DESCRIPTION OF THE TASK
Repeat the data that follows, word for word, without the images.

Dataset items
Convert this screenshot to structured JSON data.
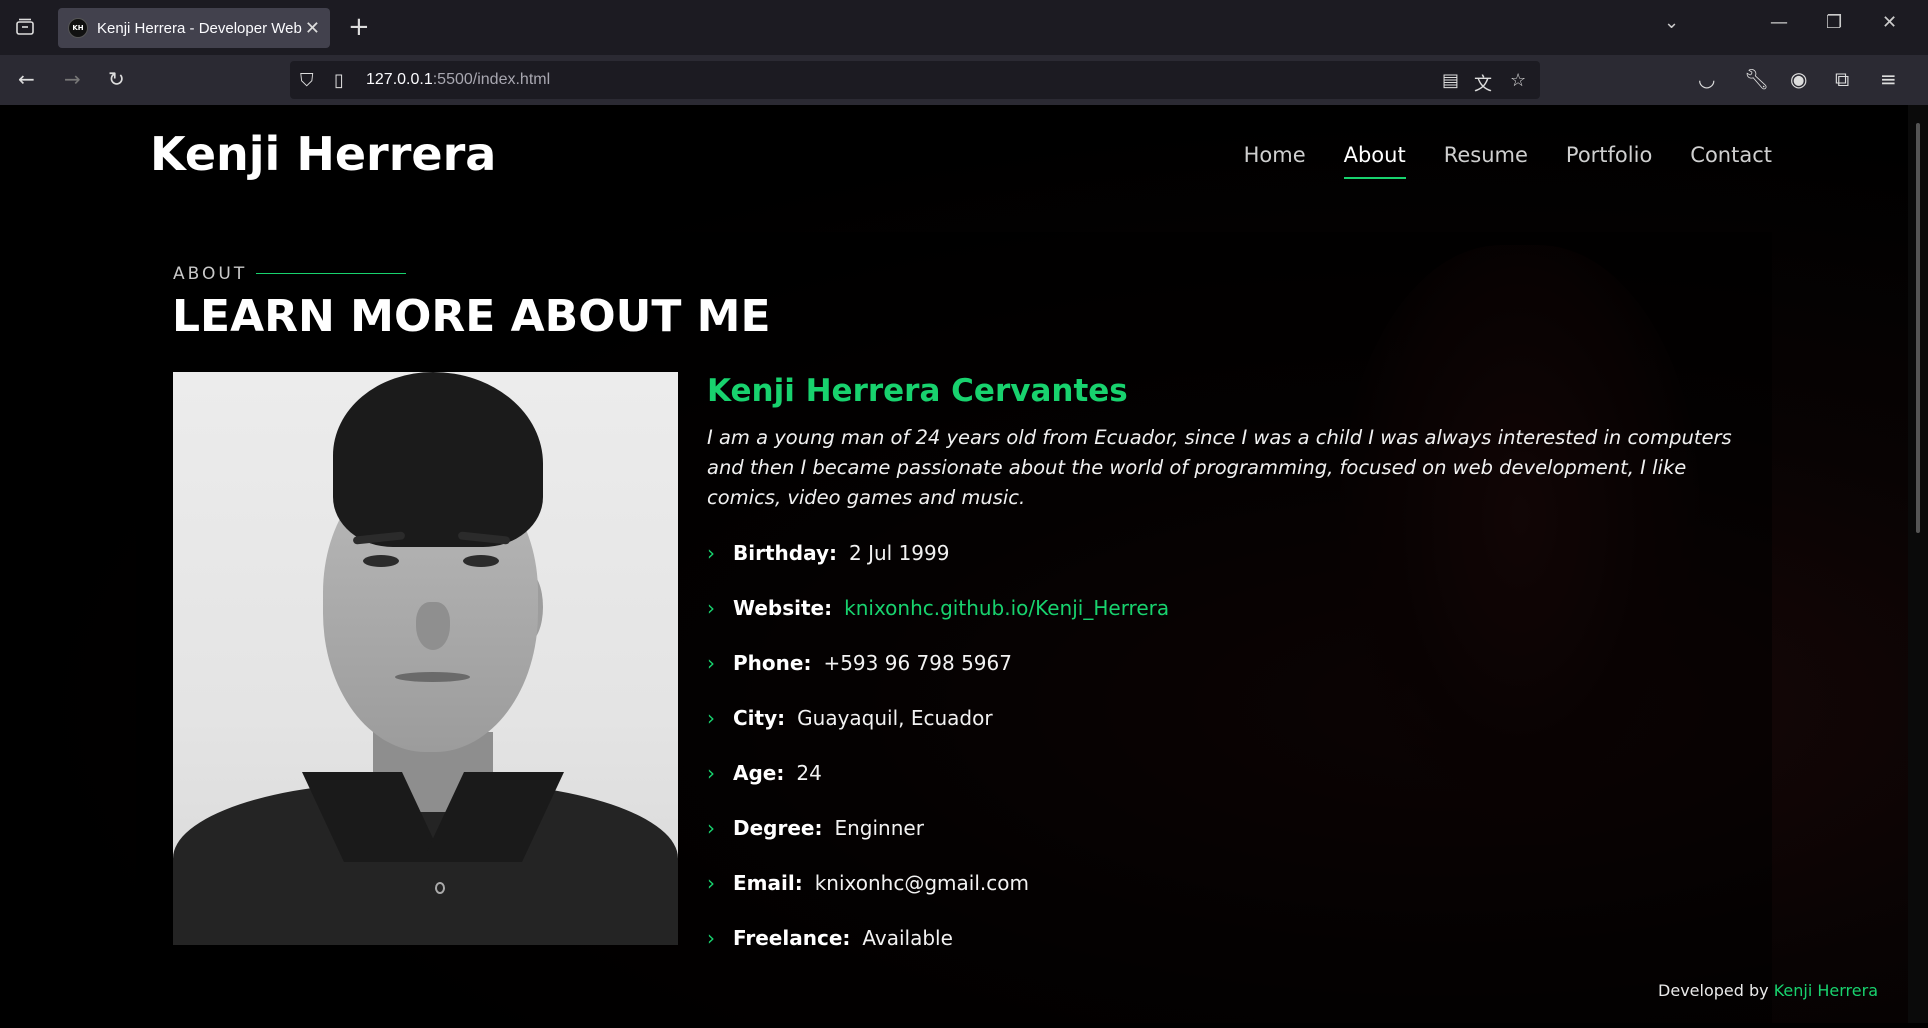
{
  "browser": {
    "tab_title": "Kenji Herrera - Developer Web",
    "favicon_text": "KH",
    "url_host": "127.0.0.1",
    "url_path": ":5500/index.html"
  },
  "site": {
    "logo": "Kenji Herrera",
    "menu": [
      {
        "label": "Home"
      },
      {
        "label": "About"
      },
      {
        "label": "Resume"
      },
      {
        "label": "Portfolio"
      },
      {
        "label": "Contact"
      }
    ]
  },
  "about": {
    "subtitle": "ABOUT",
    "title": "LEARN MORE ABOUT ME",
    "name": "Kenji Herrera Cervantes",
    "bio": "I am a young man of 24 years old from Ecuador, since I was a child I was always interested in computers and then I became passionate about the world of programming, focused on web development, I like comics, video games and music.",
    "info": [
      {
        "label": "Birthday:",
        "value": "2 Jul 1999"
      },
      {
        "label": "Website:",
        "value": "knixonhc.github.io/Kenji_Herrera"
      },
      {
        "label": "Phone:",
        "value": "+593 96 798 5967"
      },
      {
        "label": "City:",
        "value": "Guayaquil, Ecuador"
      },
      {
        "label": "Age:",
        "value": "24"
      },
      {
        "label": "Degree:",
        "value": "Enginner"
      },
      {
        "label": "Email:",
        "value": "knixonhc@gmail.com"
      },
      {
        "label": "Freelance:",
        "value": "Available"
      }
    ]
  },
  "footer": {
    "prefix": "Developed by",
    "author": "Kenji Herrera"
  },
  "colors": {
    "accent": "#18d26e",
    "background": "#000000"
  },
  "icons": [
    "tab-list-icon",
    "back-icon",
    "forward-icon",
    "reload-icon",
    "shield-icon",
    "page-icon",
    "reader-view-icon",
    "translate-icon",
    "bookmark-star-icon",
    "pocket-icon",
    "wrench-icon",
    "account-icon",
    "extensions-icon",
    "menu-icon",
    "chevron-right-icon"
  ]
}
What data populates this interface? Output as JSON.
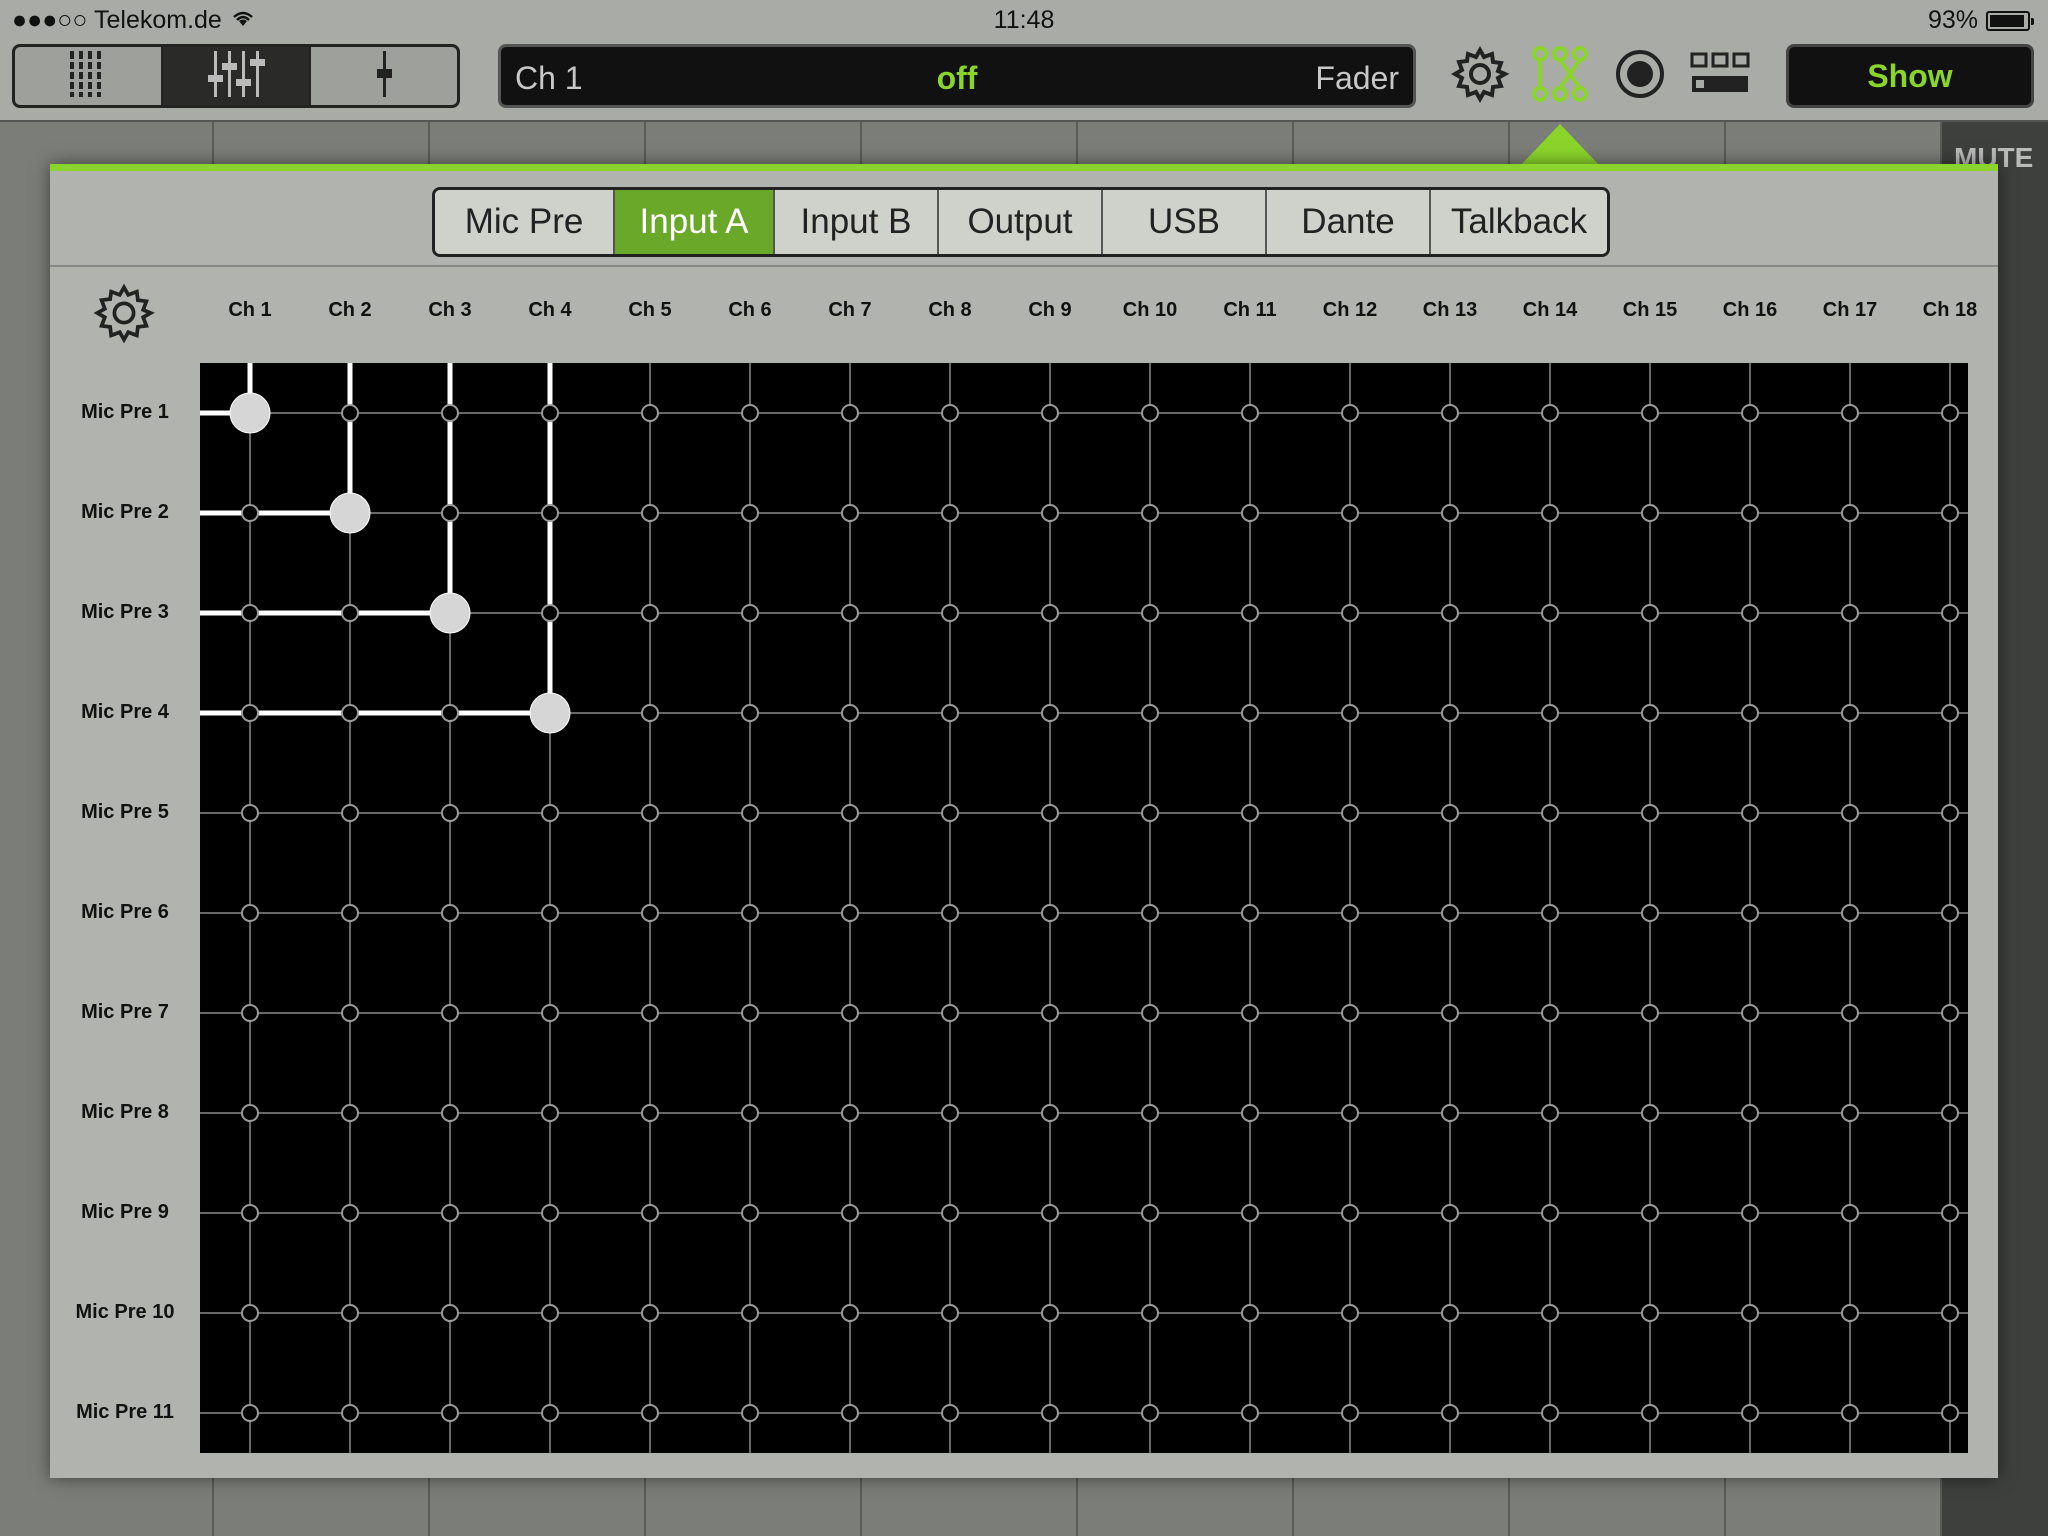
{
  "status_bar": {
    "carrier": "●●●○○ Telekom.de",
    "time": "11:48",
    "battery": "93%"
  },
  "toolbar": {
    "channel_name": "Ch 1",
    "channel_state": "off",
    "fader_label": "Fader",
    "show_label": "Show"
  },
  "background": {
    "mute_label": "MUTE"
  },
  "routing": {
    "tabs": [
      {
        "label": "Mic Pre",
        "active": false
      },
      {
        "label": "Input A",
        "active": true
      },
      {
        "label": "Input B",
        "active": false
      },
      {
        "label": "Output",
        "active": false
      },
      {
        "label": "USB",
        "active": false
      },
      {
        "label": "Dante",
        "active": false
      },
      {
        "label": "Talkback",
        "active": false
      }
    ],
    "columns": [
      "Ch 1",
      "Ch 2",
      "Ch 3",
      "Ch 4",
      "Ch 5",
      "Ch 6",
      "Ch 7",
      "Ch 8",
      "Ch 9",
      "Ch 10",
      "Ch 11",
      "Ch 12",
      "Ch 13",
      "Ch 14",
      "Ch 15",
      "Ch 16",
      "Ch 17",
      "Ch 18"
    ],
    "rows": [
      "Mic Pre 1",
      "Mic Pre 2",
      "Mic Pre 3",
      "Mic Pre 4",
      "Mic Pre 5",
      "Mic Pre 6",
      "Mic Pre 7",
      "Mic Pre 8",
      "Mic Pre 9",
      "Mic Pre 10",
      "Mic Pre 11"
    ],
    "routes": [
      {
        "row": 1,
        "column": 1
      },
      {
        "row": 2,
        "column": 2
      },
      {
        "row": 3,
        "column": 3
      },
      {
        "row": 4,
        "column": 4
      }
    ]
  },
  "colors": {
    "accent": "#8ad42b",
    "active_tab": "#6aa82a"
  }
}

RESPONSE
Convert this screenshot to structured JSON data.
{
  "browser": {
    "tab_title": "Kenji Herrera - Developer Web",
    "favicon_text": "KH",
    "url_host": "127.0.0.1",
    "url_path": ":5500/index.html"
  },
  "site": {
    "logo": "Kenji Herrera",
    "menu": [
      {
        "label": "Home"
      },
      {
        "label": "About"
      },
      {
        "label": "Resume"
      },
      {
        "label": "Portfolio"
      },
      {
        "label": "Contact"
      }
    ]
  },
  "about": {
    "subtitle": "ABOUT",
    "title": "LEARN MORE ABOUT ME",
    "name": "Kenji Herrera Cervantes",
    "bio": "I am a young man of 24 years old from Ecuador, since I was a child I was always interested in computers and then I became passionate about the world of programming, focused on web development, I like comics, video games and music.",
    "info": [
      {
        "label": "Birthday:",
        "value": "2 Jul 1999"
      },
      {
        "label": "Website:",
        "value": "knixonhc.github.io/Kenji_Herrera"
      },
      {
        "label": "Phone:",
        "value": "+593 96 798 5967"
      },
      {
        "label": "City:",
        "value": "Guayaquil, Ecuador"
      },
      {
        "label": "Age:",
        "value": "24"
      },
      {
        "label": "Degree:",
        "value": "Enginner"
      },
      {
        "label": "Email:",
        "value": "knixonhc@gmail.com"
      },
      {
        "label": "Freelance:",
        "value": "Available"
      }
    ]
  },
  "footer": {
    "prefix": "Developed by",
    "author": "Kenji Herrera"
  },
  "colors": {
    "accent": "#18d26e",
    "background": "#000000"
  },
  "icons": [
    "tab-list-icon",
    "back-icon",
    "forward-icon",
    "reload-icon",
    "shield-icon",
    "page-icon",
    "reader-view-icon",
    "translate-icon",
    "bookmark-star-icon",
    "pocket-icon",
    "wrench-icon",
    "account-icon",
    "extensions-icon",
    "menu-icon",
    "chevron-right-icon"
  ]
}
What data populates this interface? Output as JSON.
{
  "status_bar": {
    "carrier": "●●●○○ Telekom.de",
    "time": "11:48",
    "battery": "93%"
  },
  "toolbar": {
    "channel_name": "Ch 1",
    "channel_state": "off",
    "fader_label": "Fader",
    "show_label": "Show"
  },
  "background": {
    "mute_label": "MUTE"
  },
  "routing": {
    "tabs": [
      {
        "label": "Mic Pre",
        "active": false
      },
      {
        "label": "Input A",
        "active": true
      },
      {
        "label": "Input B",
        "active": false
      },
      {
        "label": "Output",
        "active": false
      },
      {
        "label": "USB",
        "active": false
      },
      {
        "label": "Dante",
        "active": false
      },
      {
        "label": "Talkback",
        "active": false
      }
    ],
    "columns": [
      "Ch 1",
      "Ch 2",
      "Ch 3",
      "Ch 4",
      "Ch 5",
      "Ch 6",
      "Ch 7",
      "Ch 8",
      "Ch 9",
      "Ch 10",
      "Ch 11",
      "Ch 12",
      "Ch 13",
      "Ch 14",
      "Ch 15",
      "Ch 16",
      "Ch 17",
      "Ch 18"
    ],
    "rows": [
      "Mic Pre 1",
      "Mic Pre 2",
      "Mic Pre 3",
      "Mic Pre 4",
      "Mic Pre 5",
      "Mic Pre 6",
      "Mic Pre 7",
      "Mic Pre 8",
      "Mic Pre 9",
      "Mic Pre 10",
      "Mic Pre 11"
    ],
    "routes": [
      {
        "row": 1,
        "column": 1
      },
      {
        "row": 2,
        "column": 2
      },
      {
        "row": 3,
        "column": 3
      },
      {
        "row": 4,
        "column": 4
      }
    ]
  },
  "colors": {
    "accent": "#8ad42b",
    "active_tab": "#6aa82a"
  }
}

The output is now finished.